(Records excerpted from a collection)
- - - -

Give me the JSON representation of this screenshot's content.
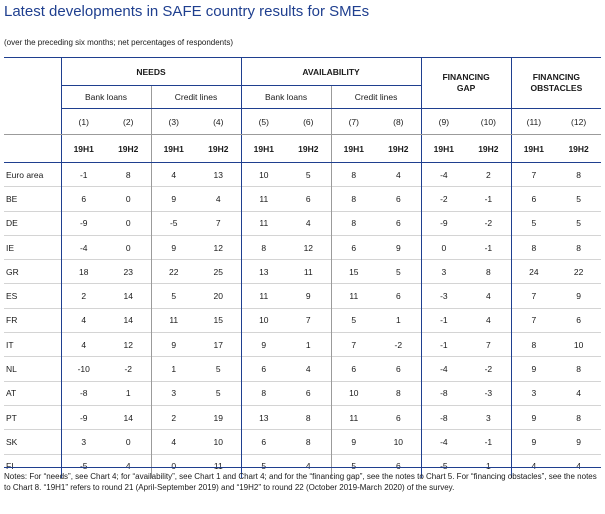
{
  "title": "Latest developments in SAFE country results for SMEs",
  "subtitle": "(over the preceding six months; net percentages of respondents)",
  "groups": {
    "needs": "NEEDS",
    "availability": "AVAILABILITY",
    "financing_gap_line1": "FINANCING",
    "financing_gap_line2": "GAP",
    "financing_obstacles_line1": "FINANCING",
    "financing_obstacles_line2": "OBSTACLES"
  },
  "subgroups": {
    "needs_bank_loans": "Bank loans",
    "needs_credit_lines": "Credit lines",
    "avail_bank_loans": "Bank loans",
    "avail_credit_lines": "Credit lines"
  },
  "column_numbers": [
    "(1)",
    "(2)",
    "(3)",
    "(4)",
    "(5)",
    "(6)",
    "(7)",
    "(8)",
    "(9)",
    "(10)",
    "(11)",
    "(12)"
  ],
  "periods": [
    "19H1",
    "19H2",
    "19H1",
    "19H2",
    "19H1",
    "19H2",
    "19H1",
    "19H2",
    "19H1",
    "19H2",
    "19H1",
    "19H2"
  ],
  "rows": [
    {
      "label": "Euro area",
      "values": [
        "-1",
        "8",
        "4",
        "13",
        "10",
        "5",
        "8",
        "4",
        "-4",
        "2",
        "7",
        "8"
      ]
    },
    {
      "label": "BE",
      "values": [
        "6",
        "0",
        "9",
        "4",
        "11",
        "6",
        "8",
        "6",
        "-2",
        "-1",
        "6",
        "5"
      ]
    },
    {
      "label": "DE",
      "values": [
        "-9",
        "0",
        "-5",
        "7",
        "11",
        "4",
        "8",
        "6",
        "-9",
        "-2",
        "5",
        "5"
      ]
    },
    {
      "label": "IE",
      "values": [
        "-4",
        "0",
        "9",
        "12",
        "8",
        "12",
        "6",
        "9",
        "0",
        "-1",
        "8",
        "8"
      ]
    },
    {
      "label": "GR",
      "values": [
        "18",
        "23",
        "22",
        "25",
        "13",
        "11",
        "15",
        "5",
        "3",
        "8",
        "24",
        "22"
      ]
    },
    {
      "label": "ES",
      "values": [
        "2",
        "14",
        "5",
        "20",
        "11",
        "9",
        "11",
        "6",
        "-3",
        "4",
        "7",
        "9"
      ]
    },
    {
      "label": "FR",
      "values": [
        "4",
        "14",
        "11",
        "15",
        "10",
        "7",
        "5",
        "1",
        "-1",
        "4",
        "7",
        "6"
      ]
    },
    {
      "label": "IT",
      "values": [
        "4",
        "12",
        "9",
        "17",
        "9",
        "1",
        "7",
        "-2",
        "-1",
        "7",
        "8",
        "10"
      ]
    },
    {
      "label": "NL",
      "values": [
        "-10",
        "-2",
        "1",
        "5",
        "6",
        "4",
        "6",
        "6",
        "-4",
        "-2",
        "9",
        "8"
      ]
    },
    {
      "label": "AT",
      "values": [
        "-8",
        "1",
        "3",
        "5",
        "8",
        "6",
        "10",
        "8",
        "-8",
        "-3",
        "3",
        "4"
      ]
    },
    {
      "label": "PT",
      "values": [
        "-9",
        "14",
        "2",
        "19",
        "13",
        "8",
        "11",
        "6",
        "-8",
        "3",
        "9",
        "8"
      ]
    },
    {
      "label": "SK",
      "values": [
        "3",
        "0",
        "4",
        "10",
        "6",
        "8",
        "9",
        "10",
        "-4",
        "-1",
        "9",
        "9"
      ]
    },
    {
      "label": "FI",
      "values": [
        "-5",
        "4",
        "0",
        "11",
        "5",
        "4",
        "5",
        "6",
        "-5",
        "1",
        "4",
        "4"
      ]
    }
  ],
  "notes": "Notes: For “needs”, see Chart 4; for “availability”, see Chart 1 and Chart 4; and for the “financing gap”, see the notes to Chart 5. For “financing obstacles”, see the notes to Chart 8. “19H1” refers to round 21 (April-September 2019) and “19H2” to round 22 (October 2019-March 2020) of the survey.",
  "colors": {
    "accent": "#1f3f8f",
    "rule_grey": "#9b9b9b"
  }
}
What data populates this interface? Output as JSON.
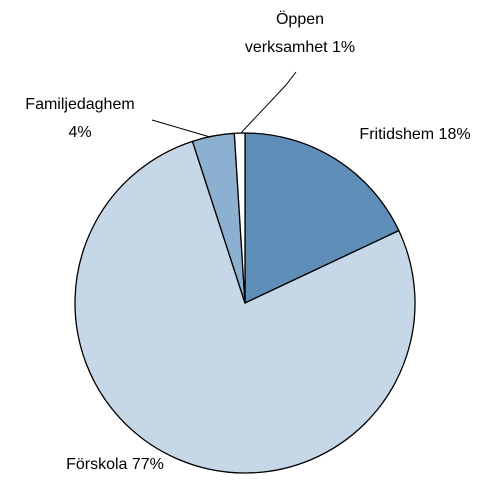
{
  "chart_data": {
    "type": "pie",
    "value_labels": [
      "Fritidshem 18%",
      "Förskola 77%",
      "Familjedaghem\n4%",
      "Öppen\nverksamhet 1%"
    ],
    "values": [
      18,
      77,
      4,
      1
    ],
    "colors": [
      "#5f8fb8",
      "#c6d8e7",
      "#8cb0cf",
      "#ffffff"
    ]
  }
}
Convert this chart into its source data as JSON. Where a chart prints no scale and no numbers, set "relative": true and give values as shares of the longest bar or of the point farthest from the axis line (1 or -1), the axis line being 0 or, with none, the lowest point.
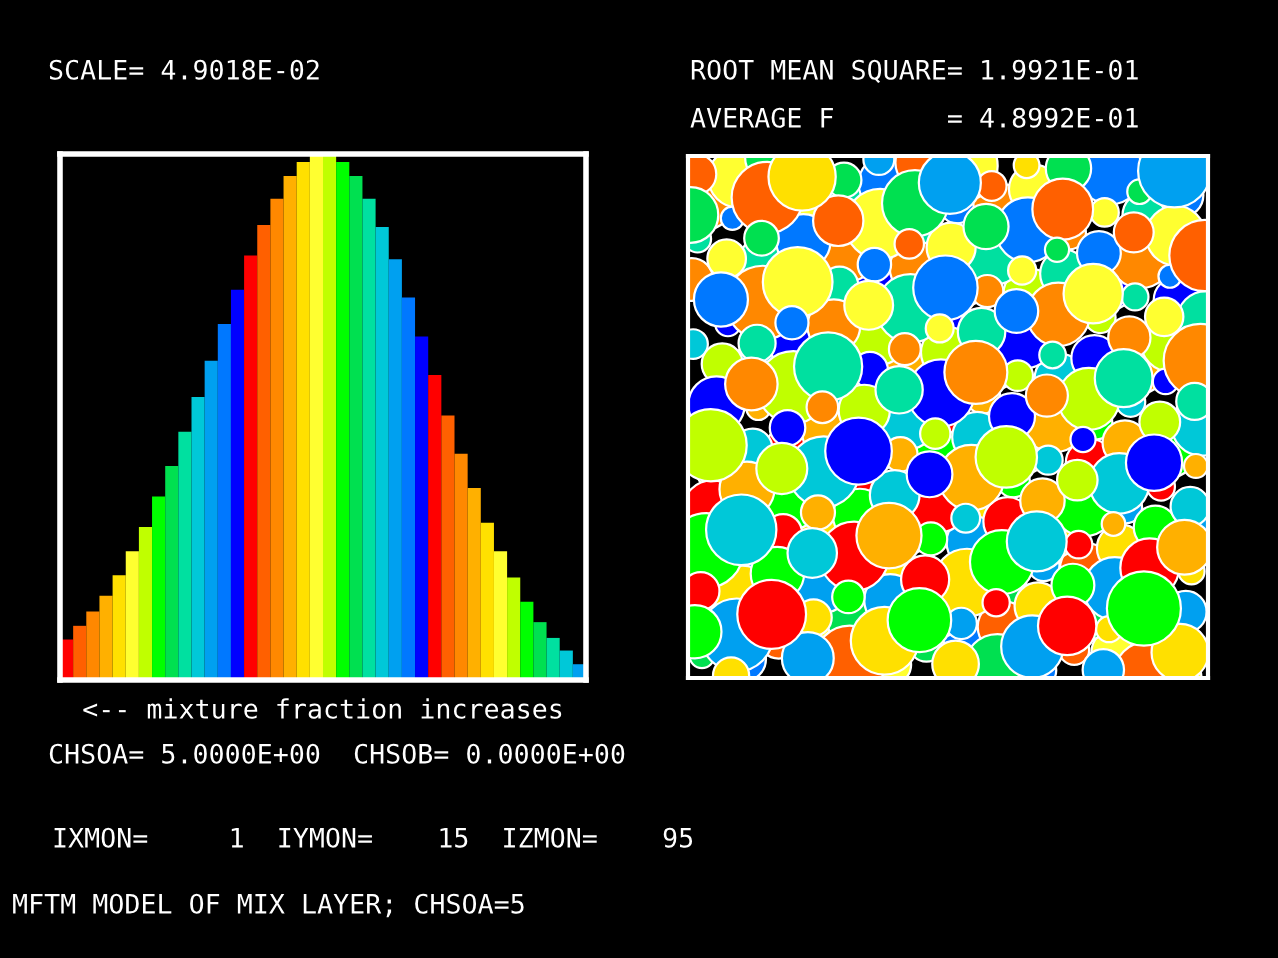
{
  "chart_data": {
    "type": "bar",
    "relative": true,
    "title": "SCALE= 4.9018E-02",
    "xlabel": "<-- mixture fraction increases",
    "annotations": [
      "ROOT MEAN SQUARE= 1.9921E-01",
      "AVERAGE F       = 4.8992E-01",
      "CHSOA= 5.0000E+00  CHSOB= 0.0000E+00",
      "IXMON=     1  IYMON=    15  IZMON=    95",
      "MFTM MODEL OF MIX LAYER; CHSOA=5"
    ],
    "categories": [
      null,
      null,
      null,
      null,
      null,
      null,
      null,
      null,
      null,
      null,
      null,
      null,
      null,
      null,
      null,
      null,
      null,
      null,
      null,
      null,
      null,
      null,
      null,
      null,
      null,
      null,
      null,
      null,
      null,
      null,
      null,
      null,
      null,
      null,
      null,
      null,
      null,
      null,
      null,
      null
    ],
    "values": [
      0.077,
      0.103,
      0.13,
      0.16,
      0.199,
      0.245,
      0.291,
      0.349,
      0.407,
      0.472,
      0.538,
      0.607,
      0.677,
      0.742,
      0.807,
      0.865,
      0.915,
      0.958,
      0.985,
      1.0,
      1.0,
      0.985,
      0.958,
      0.915,
      0.861,
      0.8,
      0.727,
      0.653,
      0.58,
      0.503,
      0.43,
      0.365,
      0.299,
      0.245,
      0.195,
      0.149,
      0.11,
      0.08,
      0.056,
      0.03
    ],
    "colors": [
      "#ff0000",
      "#ff6000",
      "#ff8800",
      "#ffb000",
      "#ffe000",
      "#ffff30",
      "#c0ff00",
      "#00ff00",
      "#00e050",
      "#00e0a0",
      "#00c8d8",
      "#00a0f0",
      "#0078ff",
      "#0000ff",
      "#ff0000",
      "#ff6000",
      "#ff8800",
      "#ffb000",
      "#ffe000",
      "#ffff30",
      "#c0ff00",
      "#00ff00",
      "#00e050",
      "#00e0a0",
      "#00c8d8",
      "#00a0f0",
      "#0078ff",
      "#0000ff",
      "#ff0000",
      "#ff6000",
      "#ff8800",
      "#ffb000",
      "#ffe000",
      "#ffff30",
      "#c0ff00",
      "#00ff00",
      "#00e050",
      "#00e0a0",
      "#00c8d8",
      "#00a0f0"
    ]
  }
}
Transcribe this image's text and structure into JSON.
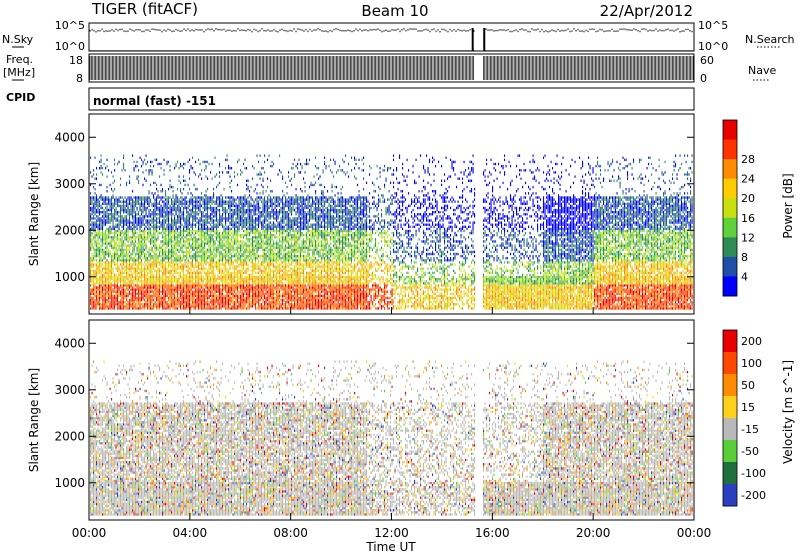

- - - -

- _WHAT YOU WILL DO_: Generate a word-for-word copy of the preceding records, excluding all pictures.

- _TASK RESULT_:
Give me the JSON representation of this screenshot's content.
{
  "title": "Latest developments in SAFE country results for SMEs",
  "subtitle": "(over the preceding six months; net percentages of respondents)",
  "groups": {
    "needs": "NEEDS",
    "availability": "AVAILABILITY",
    "financing_gap_line1": "FINANCING",
    "financing_gap_line2": "GAP",
    "financing_obstacles_line1": "FINANCING",
    "financing_obstacles_line2": "OBSTACLES"
  },
  "subgroups": {
    "needs_bank_loans": "Bank loans",
    "needs_credit_lines": "Credit lines",
    "avail_bank_loans": "Bank loans",
    "avail_credit_lines": "Credit lines"
  },
  "column_numbers": [
    "(1)",
    "(2)",
    "(3)",
    "(4)",
    "(5)",
    "(6)",
    "(7)",
    "(8)",
    "(9)",
    "(10)",
    "(11)",
    "(12)"
  ],
  "periods": [
    "19H1",
    "19H2",
    "19H1",
    "19H2",
    "19H1",
    "19H2",
    "19H1",
    "19H2",
    "19H1",
    "19H2",
    "19H1",
    "19H2"
  ],
  "rows": [
    {
      "label": "Euro area",
      "values": [
        "-1",
        "8",
        "4",
        "13",
        "10",
        "5",
        "8",
        "4",
        "-4",
        "2",
        "7",
        "8"
      ]
    },
    {
      "label": "BE",
      "values": [
        "6",
        "0",
        "9",
        "4",
        "11",
        "6",
        "8",
        "6",
        "-2",
        "-1",
        "6",
        "5"
      ]
    },
    {
      "label": "DE",
      "values": [
        "-9",
        "0",
        "-5",
        "7",
        "11",
        "4",
        "8",
        "6",
        "-9",
        "-2",
        "5",
        "5"
      ]
    },
    {
      "label": "IE",
      "values": [
        "-4",
        "0",
        "9",
        "12",
        "8",
        "12",
        "6",
        "9",
        "0",
        "-1",
        "8",
        "8"
      ]
    },
    {
      "label": "GR",
      "values": [
        "18",
        "23",
        "22",
        "25",
        "13",
        "11",
        "15",
        "5",
        "3",
        "8",
        "24",
        "22"
      ]
    },
    {
      "label": "ES",
      "values": [
        "2",
        "14",
        "5",
        "20",
        "11",
        "9",
        "11",
        "6",
        "-3",
        "4",
        "7",
        "9"
      ]
    },
    {
      "label": "FR",
      "values": [
        "4",
        "14",
        "11",
        "15",
        "10",
        "7",
        "5",
        "1",
        "-1",
        "4",
        "7",
        "6"
      ]
    },
    {
      "label": "IT",
      "values": [
        "4",
        "12",
        "9",
        "17",
        "9",
        "1",
        "7",
        "-2",
        "-1",
        "7",
        "8",
        "10"
      ]
    },
    {
      "label": "NL",
      "values": [
        "-10",
        "-2",
        "1",
        "5",
        "6",
        "4",
        "6",
        "6",
        "-4",
        "-2",
        "9",
        "8"
      ]
    },
    {
      "label": "AT",
      "values": [
        "-8",
        "1",
        "3",
        "5",
        "8",
        "6",
        "10",
        "8",
        "-8",
        "-3",
        "3",
        "4"
      ]
    },
    {
      "label": "PT",
      "values": [
        "-9",
        "14",
        "2",
        "19",
        "13",
        "8",
        "11",
        "6",
        "-8",
        "3",
        "9",
        "8"
      ]
    },
    {
      "label": "SK",
      "values": [
        "3",
        "0",
        "4",
        "10",
        "6",
        "8",
        "9",
        "10",
        "-4",
        "-1",
        "9",
        "9"
      ]
    },
    {
      "label": "FI",
      "values": [
        "-5",
        "4",
        "0",
        "11",
        "5",
        "4",
        "5",
        "6",
        "-5",
        "1",
        "4",
        "4"
      ]
    }
  ],
  "notes": "Notes: For “needs”, see Chart 4; for “availability”, see Chart 1 and Chart 4; and for the “financing gap”, see the notes to Chart 5. For “financing obstacles”, see the notes to Chart 8. “19H1” refers to round 21 (April-September 2019) and “19H2” to round 22 (October 2019-March 2020) of the survey.",
  "colors": {
    "accent": "#1f3f8f",
    "rule_grey": "#9b9b9b"
  }
}
What data populates this interface? Output as JSON.
{
  "chart_data": {
    "type": "pie",
    "value_labels": [
      "Fritidshem 18%",
      "Förskola 77%",
      "Familjedaghem\n4%",
      "Öppen\nverksamhet 1%"
    ],
    "values": [
      18,
      77,
      4,
      1
    ],
    "colors": [
      "#5f8fb8",
      "#c6d8e7",
      "#8cb0cf",
      "#ffffff"
    ]
  }
}
Convert this chart into its source data as JSON. Where a chart prints no scale and no numbers, set "relative": true and give values as shares of the longest bar or of the point farthest from the axis line (1 or -1), the axis line being 0 or, with none, the lowest point.
{
  "chart_data": {
    "type": "bar",
    "relative": true,
    "title": "SCALE= 4.9018E-02",
    "xlabel": "<-- mixture fraction increases",
    "annotations": [
      "ROOT MEAN SQUARE= 1.9921E-01",
      "AVERAGE F       = 4.8992E-01",
      "CHSOA= 5.0000E+00  CHSOB= 0.0000E+00",
      "IXMON=     1  IYMON=    15  IZMON=    95",
      "MFTM MODEL OF MIX LAYER; CHSOA=5"
    ],
    "categories": [
      null,
      null,
      null,
      null,
      null,
      null,
      null,
      null,
      null,
      null,
      null,
      null,
      null,
      null,
      null,
      null,
      null,
      null,
      null,
      null,
      null,
      null,
      null,
      null,
      null,
      null,
      null,
      null,
      null,
      null,
      null,
      null,
      null,
      null,
      null,
      null,
      null,
      null,
      null,
      null
    ],
    "values": [
      0.077,
      0.103,
      0.13,
      0.16,
      0.199,
      0.245,
      0.291,
      0.349,
      0.407,
      0.472,
      0.538,
      0.607,
      0.677,
      0.742,
      0.807,
      0.865,
      0.915,
      0.958,
      0.985,
      1.0,
      1.0,
      0.985,
      0.958,
      0.915,
      0.861,
      0.8,
      0.727,
      0.653,
      0.58,
      0.503,
      0.43,
      0.365,
      0.299,
      0.245,
      0.195,
      0.149,
      0.11,
      0.08,
      0.056,
      0.03
    ],
    "colors": [
      "#ff0000",
      "#ff6000",
      "#ff8800",
      "#ffb000",
      "#ffe000",
      "#ffff30",
      "#c0ff00",
      "#00ff00",
      "#00e050",
      "#00e0a0",
      "#00c8d8",
      "#00a0f0",
      "#0078ff",
      "#0000ff",
      "#ff0000",
      "#ff6000",
      "#ff8800",
      "#ffb000",
      "#ffe000",
      "#ffff30",
      "#c0ff00",
      "#00ff00",
      "#00e050",
      "#00e0a0",
      "#00c8d8",
      "#00a0f0",
      "#0078ff",
      "#0000ff",
      "#ff0000",
      "#ff6000",
      "#ff8800",
      "#ffb000",
      "#ffe000",
      "#ffff30",
      "#c0ff00",
      "#00ff00",
      "#00e050",
      "#00e0a0",
      "#00c8d8",
      "#00a0f0"
    ]
  }
}
Transcribe this image's text and structure into JSON.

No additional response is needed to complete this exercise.